SUPPLIED DATA:
--------------------

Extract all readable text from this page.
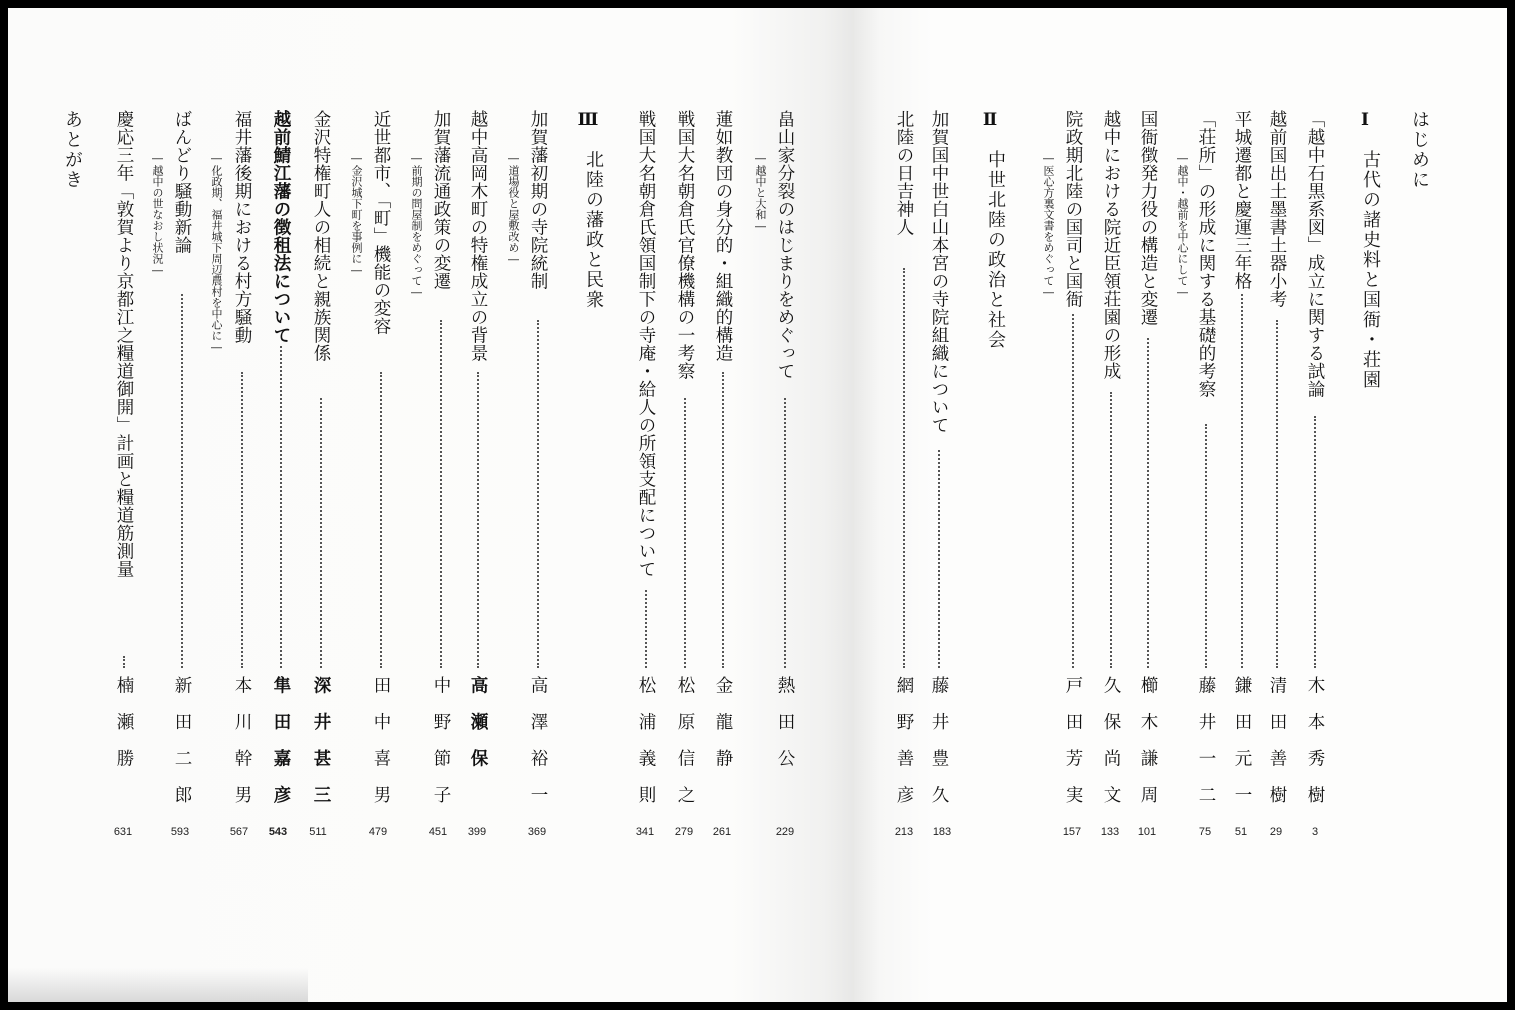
はじめに
Ⅰ
古代の諸史料と国衙・荘園
「越中石黒系図」成立に関する試論
木本秀樹
3
越前国出土墨書土器小考
清田善樹
29
平城遷都と慶運三年格
鎌田元一
51
「荘所」の形成に関する基礎的考察
―越中・越前を中心にして―
藤井一二
75
国衙徴発力役の構造と変遷
櫛木謙周
101
越中における院近臣領荘園の形成
久保尚文
133
院政期北陸の国司と国衙
―医心方裏文書をめぐって―
戸田芳実
157
Ⅱ
中世北陸の政治と社会
加賀国中世白山本宮の寺院組織について
藤井豊久
183
北陸の日吉神人
網野善彦
213
畠山家分裂のはじまりをめぐって
―越中と大和―
熱田公
229
蓮如教団の身分的・組織的構造
金龍静
261
戦国大名朝倉氏官僚機構の一考察
松原信之
279
戦国大名朝倉氏領国制下の寺庵・給人の所領支配について
松浦義則
341
Ⅲ
北陸の藩政と民衆
加賀藩初期の寺院統制
―道場役と屋敷改め―
高澤裕一
369
越中高岡木町の特権成立の背景
高瀬保
399
加賀藩流通政策の変遷
―前期の問屋制をめぐって―
中野節子
451
近世都市、「町」機能の変容
―金沢城下町を事例に―
田中喜男
479
金沢特権町人の相続と親族関係
深井甚三
511
越前鯖江藩の徴租法について
隼田嘉彦
543
福井藩後期における村方騒動
―化政期、福井城下周辺農村を中心に―
本川幹男
567
ばんどり騒動新論
―越中の世なおし状況―
新田二郎
593
慶応三年「敦賀より京都江之糧道御開」計画と糧道筋測量
楠瀬勝
631
あとがき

--------------------

SET PROBLEM:
Print all entries exactly. The images do not belong in the copy.

RESPONSE:
Extract all readable text from this page.
はじめに
Ⅰ
古代の諸史料と国衙・荘園
「越中石黒系図」成立に関する試論
木本秀樹
3
越前国出土墨書土器小考
清田善樹
29
平城遷都と慶運三年格
鎌田元一
51
「荘所」の形成に関する基礎的考察
―越中・越前を中心にして―
藤井一二
75
国衙徴発力役の構造と変遷
櫛木謙周
101
越中における院近臣領荘園の形成
久保尚文
133
院政期北陸の国司と国衙
―医心方裏文書をめぐって―
戸田芳実
157
Ⅱ
中世北陸の政治と社会
加賀国中世白山本宮の寺院組織について
藤井豊久
183
北陸の日吉神人
網野善彦
213
畠山家分裂のはじまりをめぐって
―越中と大和―
熱田公
229
蓮如教団の身分的・組織的構造
金龍静
261
戦国大名朝倉氏官僚機構の一考察
松原信之
279
戦国大名朝倉氏領国制下の寺庵・給人の所領支配について
松浦義則
341
Ⅲ
北陸の藩政と民衆
加賀藩初期の寺院統制
―道場役と屋敷改め―
高澤裕一
369
越中高岡木町の特権成立の背景
高瀬保
399
加賀藩流通政策の変遷
―前期の問屋制をめぐって―
中野節子
451
近世都市、「町」機能の変容
―金沢城下町を事例に―
田中喜男
479
金沢特権町人の相続と親族関係
深井甚三
511
越前鯖江藩の徴租法について
隼田嘉彦
543
福井藩後期における村方騒動
―化政期、福井城下周辺農村を中心に―
本川幹男
567
ばんどり騒動新論
―越中の世なおし状況―
新田二郎
593
慶応三年「敦賀より京都江之糧道御開」計画と糧道筋測量
楠瀬勝
631
あとがき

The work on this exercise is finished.